DIRECTION:
What is the number of lines in these entries that contain "title"? State it alone.

────────────────────

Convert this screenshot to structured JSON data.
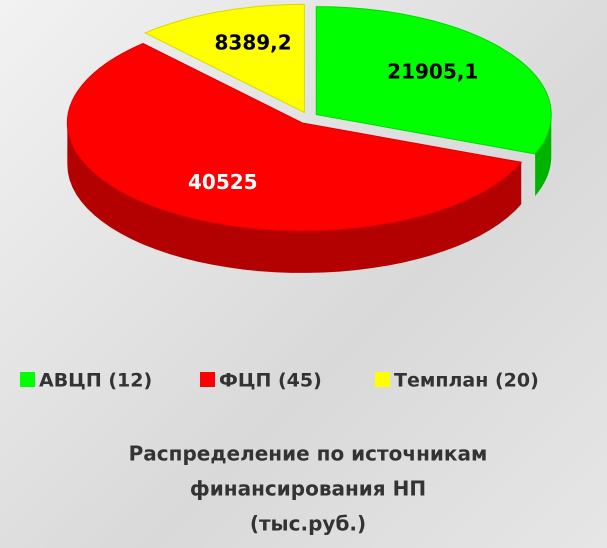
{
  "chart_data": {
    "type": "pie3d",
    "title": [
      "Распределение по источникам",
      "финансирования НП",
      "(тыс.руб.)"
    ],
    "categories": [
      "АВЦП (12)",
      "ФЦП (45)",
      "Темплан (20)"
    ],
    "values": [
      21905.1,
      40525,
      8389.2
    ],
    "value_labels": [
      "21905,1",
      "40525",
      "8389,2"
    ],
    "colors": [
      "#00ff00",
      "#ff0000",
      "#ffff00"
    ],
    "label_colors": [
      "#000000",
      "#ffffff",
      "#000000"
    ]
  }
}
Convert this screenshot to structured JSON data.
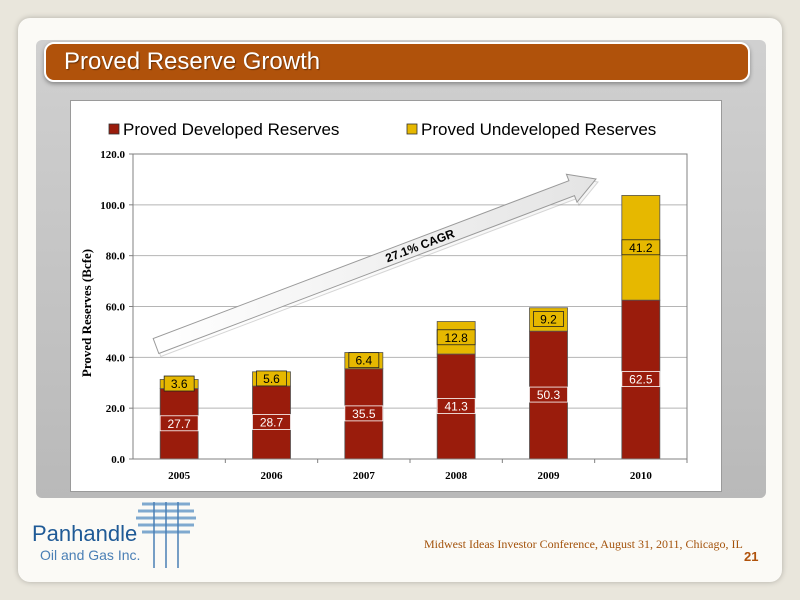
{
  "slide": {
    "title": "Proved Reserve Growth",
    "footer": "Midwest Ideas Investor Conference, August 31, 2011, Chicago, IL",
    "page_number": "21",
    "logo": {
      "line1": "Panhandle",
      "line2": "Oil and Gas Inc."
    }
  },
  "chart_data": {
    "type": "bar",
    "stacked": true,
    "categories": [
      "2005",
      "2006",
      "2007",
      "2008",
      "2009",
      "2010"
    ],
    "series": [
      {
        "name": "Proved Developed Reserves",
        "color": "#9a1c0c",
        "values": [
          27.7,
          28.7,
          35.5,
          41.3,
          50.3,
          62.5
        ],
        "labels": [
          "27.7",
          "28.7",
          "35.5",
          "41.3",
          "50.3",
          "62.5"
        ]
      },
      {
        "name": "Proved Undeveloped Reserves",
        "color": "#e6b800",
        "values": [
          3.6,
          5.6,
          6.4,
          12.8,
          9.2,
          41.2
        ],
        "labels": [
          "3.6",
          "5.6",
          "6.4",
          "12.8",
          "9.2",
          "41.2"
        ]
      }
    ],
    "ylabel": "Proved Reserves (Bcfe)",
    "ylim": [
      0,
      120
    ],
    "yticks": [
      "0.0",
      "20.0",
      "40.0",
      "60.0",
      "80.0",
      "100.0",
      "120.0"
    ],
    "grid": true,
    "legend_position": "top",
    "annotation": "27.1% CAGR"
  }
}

────────────────────

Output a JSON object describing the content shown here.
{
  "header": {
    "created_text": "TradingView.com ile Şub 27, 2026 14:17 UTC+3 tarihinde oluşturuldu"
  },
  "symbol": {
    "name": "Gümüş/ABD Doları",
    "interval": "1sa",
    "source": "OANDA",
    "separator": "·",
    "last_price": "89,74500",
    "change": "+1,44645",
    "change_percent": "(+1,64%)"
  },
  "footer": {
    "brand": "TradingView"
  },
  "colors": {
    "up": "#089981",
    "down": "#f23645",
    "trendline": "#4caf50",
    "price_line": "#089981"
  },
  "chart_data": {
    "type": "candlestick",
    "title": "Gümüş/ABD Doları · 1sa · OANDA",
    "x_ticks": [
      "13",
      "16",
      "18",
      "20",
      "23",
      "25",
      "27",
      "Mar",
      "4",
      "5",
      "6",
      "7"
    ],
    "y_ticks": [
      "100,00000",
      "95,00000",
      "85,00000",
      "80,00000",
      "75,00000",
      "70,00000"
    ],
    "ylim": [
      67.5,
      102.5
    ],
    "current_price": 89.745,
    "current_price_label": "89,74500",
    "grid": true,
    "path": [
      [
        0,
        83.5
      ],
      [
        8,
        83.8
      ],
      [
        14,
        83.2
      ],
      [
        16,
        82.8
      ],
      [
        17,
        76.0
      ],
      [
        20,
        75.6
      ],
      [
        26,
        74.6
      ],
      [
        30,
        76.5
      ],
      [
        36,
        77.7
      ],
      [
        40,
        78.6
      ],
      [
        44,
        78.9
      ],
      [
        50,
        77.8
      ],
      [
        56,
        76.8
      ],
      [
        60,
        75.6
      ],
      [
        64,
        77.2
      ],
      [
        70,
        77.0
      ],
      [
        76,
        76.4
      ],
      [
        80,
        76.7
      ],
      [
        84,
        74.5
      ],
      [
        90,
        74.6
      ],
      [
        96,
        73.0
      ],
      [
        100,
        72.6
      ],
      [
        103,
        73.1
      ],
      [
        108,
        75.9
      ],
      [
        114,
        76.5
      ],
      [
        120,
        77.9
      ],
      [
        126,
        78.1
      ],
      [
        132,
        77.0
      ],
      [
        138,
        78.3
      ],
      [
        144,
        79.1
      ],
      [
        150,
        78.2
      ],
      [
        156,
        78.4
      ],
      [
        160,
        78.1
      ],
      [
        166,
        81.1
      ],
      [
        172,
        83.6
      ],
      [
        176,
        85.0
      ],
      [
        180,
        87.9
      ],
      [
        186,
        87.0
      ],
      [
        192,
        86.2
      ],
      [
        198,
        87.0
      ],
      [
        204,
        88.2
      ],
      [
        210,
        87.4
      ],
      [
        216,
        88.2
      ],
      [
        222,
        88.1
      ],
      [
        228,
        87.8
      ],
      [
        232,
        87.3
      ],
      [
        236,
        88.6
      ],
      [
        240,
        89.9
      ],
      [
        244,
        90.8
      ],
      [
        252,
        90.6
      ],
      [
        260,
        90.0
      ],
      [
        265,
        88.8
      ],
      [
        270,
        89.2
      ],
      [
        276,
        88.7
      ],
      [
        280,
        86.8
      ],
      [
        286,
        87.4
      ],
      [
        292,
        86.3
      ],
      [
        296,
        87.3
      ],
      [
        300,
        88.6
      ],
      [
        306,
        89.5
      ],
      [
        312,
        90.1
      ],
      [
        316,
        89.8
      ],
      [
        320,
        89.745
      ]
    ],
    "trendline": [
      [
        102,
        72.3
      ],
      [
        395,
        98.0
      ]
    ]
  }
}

────────────────────

ANSWER FOR THIS EXERCISE:
3